_Problem details_:
Determine the number of lines containing the word "archlinux". Reply with it and nothing else.

Extracted records:
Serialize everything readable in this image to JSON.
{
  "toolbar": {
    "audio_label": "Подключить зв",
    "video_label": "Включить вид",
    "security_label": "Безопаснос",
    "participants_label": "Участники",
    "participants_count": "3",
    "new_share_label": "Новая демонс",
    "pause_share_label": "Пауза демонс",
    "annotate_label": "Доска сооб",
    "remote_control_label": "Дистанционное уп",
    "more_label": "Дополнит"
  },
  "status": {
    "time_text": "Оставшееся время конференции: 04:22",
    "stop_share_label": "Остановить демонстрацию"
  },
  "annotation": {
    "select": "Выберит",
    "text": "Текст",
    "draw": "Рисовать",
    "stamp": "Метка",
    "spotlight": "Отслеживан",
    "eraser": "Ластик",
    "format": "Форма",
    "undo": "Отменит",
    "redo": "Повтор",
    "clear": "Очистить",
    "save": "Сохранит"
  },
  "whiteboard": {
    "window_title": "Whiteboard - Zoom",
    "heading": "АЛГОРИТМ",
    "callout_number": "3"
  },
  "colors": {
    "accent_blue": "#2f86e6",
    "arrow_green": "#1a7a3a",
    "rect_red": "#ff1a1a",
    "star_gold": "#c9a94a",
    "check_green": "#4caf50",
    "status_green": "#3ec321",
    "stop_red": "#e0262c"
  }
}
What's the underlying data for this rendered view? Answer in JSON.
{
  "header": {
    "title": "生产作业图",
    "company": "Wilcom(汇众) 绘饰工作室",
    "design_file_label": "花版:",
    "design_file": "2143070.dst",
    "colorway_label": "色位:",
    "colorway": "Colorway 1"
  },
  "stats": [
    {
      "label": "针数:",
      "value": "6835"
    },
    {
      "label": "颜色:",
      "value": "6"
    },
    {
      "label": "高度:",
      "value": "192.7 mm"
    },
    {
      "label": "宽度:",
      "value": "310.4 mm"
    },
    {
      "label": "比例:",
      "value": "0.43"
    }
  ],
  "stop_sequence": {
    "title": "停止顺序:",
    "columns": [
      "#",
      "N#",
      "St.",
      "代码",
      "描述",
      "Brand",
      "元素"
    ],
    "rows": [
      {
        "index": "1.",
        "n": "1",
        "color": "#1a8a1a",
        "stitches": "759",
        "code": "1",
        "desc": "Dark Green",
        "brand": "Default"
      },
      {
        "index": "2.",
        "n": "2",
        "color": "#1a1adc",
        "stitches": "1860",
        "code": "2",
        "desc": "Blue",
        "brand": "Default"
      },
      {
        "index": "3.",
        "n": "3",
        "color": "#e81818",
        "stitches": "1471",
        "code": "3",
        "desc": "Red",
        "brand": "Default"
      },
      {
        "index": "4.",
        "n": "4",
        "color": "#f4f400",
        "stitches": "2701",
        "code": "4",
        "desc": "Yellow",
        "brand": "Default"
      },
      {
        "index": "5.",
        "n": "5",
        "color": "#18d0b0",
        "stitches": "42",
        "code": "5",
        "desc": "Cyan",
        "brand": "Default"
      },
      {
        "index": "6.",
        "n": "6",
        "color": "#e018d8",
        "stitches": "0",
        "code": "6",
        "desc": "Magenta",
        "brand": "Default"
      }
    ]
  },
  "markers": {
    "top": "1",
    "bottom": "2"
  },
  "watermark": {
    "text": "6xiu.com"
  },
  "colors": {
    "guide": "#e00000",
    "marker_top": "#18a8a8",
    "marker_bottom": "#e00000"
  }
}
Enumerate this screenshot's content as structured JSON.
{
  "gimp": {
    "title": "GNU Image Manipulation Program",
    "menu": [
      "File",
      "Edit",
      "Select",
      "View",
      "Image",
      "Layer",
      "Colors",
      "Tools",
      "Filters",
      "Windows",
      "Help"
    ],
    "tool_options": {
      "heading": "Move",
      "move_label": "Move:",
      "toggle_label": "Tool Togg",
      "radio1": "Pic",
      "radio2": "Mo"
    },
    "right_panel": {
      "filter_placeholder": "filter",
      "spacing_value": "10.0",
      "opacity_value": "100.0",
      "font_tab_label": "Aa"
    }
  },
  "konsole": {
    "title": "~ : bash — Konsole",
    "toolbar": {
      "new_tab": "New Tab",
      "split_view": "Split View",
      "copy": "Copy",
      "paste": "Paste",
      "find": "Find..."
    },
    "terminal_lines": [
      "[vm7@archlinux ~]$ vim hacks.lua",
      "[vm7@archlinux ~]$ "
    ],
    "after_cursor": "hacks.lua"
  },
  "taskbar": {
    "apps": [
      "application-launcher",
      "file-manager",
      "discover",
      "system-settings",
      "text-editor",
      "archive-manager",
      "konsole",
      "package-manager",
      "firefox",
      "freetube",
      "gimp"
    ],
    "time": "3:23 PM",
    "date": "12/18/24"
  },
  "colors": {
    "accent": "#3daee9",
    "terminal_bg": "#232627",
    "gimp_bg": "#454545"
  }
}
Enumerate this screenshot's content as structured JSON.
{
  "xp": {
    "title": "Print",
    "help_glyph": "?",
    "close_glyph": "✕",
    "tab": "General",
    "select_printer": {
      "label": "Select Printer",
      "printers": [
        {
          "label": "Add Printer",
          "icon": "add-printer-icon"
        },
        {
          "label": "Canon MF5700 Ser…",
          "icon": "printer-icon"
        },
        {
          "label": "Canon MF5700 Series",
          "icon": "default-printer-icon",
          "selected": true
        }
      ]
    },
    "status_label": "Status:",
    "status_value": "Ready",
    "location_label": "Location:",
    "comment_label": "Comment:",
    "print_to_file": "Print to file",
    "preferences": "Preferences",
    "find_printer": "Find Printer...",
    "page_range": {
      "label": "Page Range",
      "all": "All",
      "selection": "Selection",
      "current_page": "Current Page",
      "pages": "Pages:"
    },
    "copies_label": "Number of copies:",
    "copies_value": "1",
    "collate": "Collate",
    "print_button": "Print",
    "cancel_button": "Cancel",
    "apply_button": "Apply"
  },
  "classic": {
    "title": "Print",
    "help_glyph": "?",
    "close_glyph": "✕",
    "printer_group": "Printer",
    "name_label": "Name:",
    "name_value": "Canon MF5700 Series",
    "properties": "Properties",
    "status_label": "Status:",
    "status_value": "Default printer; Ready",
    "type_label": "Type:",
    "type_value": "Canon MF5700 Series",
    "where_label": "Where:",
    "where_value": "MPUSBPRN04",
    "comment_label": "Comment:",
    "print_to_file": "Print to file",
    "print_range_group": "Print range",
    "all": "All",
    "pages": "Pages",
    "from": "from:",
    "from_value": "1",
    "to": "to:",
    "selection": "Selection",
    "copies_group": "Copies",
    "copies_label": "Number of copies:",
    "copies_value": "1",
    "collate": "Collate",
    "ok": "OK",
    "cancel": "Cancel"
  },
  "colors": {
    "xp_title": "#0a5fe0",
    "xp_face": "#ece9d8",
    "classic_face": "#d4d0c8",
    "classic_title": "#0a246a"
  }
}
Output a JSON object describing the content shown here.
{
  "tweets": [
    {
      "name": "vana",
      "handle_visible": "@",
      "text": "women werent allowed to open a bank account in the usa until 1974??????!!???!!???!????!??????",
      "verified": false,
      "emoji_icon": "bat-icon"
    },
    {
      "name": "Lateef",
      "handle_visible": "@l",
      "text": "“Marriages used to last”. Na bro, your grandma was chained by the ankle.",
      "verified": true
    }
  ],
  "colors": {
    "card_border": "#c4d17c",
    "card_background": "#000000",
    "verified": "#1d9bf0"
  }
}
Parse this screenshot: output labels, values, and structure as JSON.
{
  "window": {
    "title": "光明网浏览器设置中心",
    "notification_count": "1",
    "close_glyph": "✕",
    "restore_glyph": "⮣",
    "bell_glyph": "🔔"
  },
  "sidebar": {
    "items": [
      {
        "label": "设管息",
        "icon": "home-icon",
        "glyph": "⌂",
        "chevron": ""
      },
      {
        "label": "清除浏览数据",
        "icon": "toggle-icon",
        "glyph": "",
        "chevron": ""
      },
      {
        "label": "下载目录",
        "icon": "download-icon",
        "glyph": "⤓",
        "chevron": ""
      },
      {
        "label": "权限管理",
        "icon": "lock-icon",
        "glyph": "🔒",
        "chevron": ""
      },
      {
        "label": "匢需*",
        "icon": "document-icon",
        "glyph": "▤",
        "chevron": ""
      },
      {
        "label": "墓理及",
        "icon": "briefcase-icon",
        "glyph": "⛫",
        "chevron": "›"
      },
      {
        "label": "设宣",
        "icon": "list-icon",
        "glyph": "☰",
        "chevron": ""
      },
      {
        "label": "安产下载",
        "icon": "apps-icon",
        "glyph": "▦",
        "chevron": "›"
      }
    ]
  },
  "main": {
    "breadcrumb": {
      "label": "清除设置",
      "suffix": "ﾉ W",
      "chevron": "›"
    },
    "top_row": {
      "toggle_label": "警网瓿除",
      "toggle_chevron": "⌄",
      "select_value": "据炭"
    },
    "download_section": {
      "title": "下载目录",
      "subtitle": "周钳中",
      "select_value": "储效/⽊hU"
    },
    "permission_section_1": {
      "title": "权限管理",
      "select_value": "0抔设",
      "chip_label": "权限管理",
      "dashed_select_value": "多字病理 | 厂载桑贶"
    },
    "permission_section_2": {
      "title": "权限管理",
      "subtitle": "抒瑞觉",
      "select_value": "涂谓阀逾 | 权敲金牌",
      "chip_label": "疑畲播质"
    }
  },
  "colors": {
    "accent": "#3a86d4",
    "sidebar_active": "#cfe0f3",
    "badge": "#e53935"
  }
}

_Output of the exercise_:
2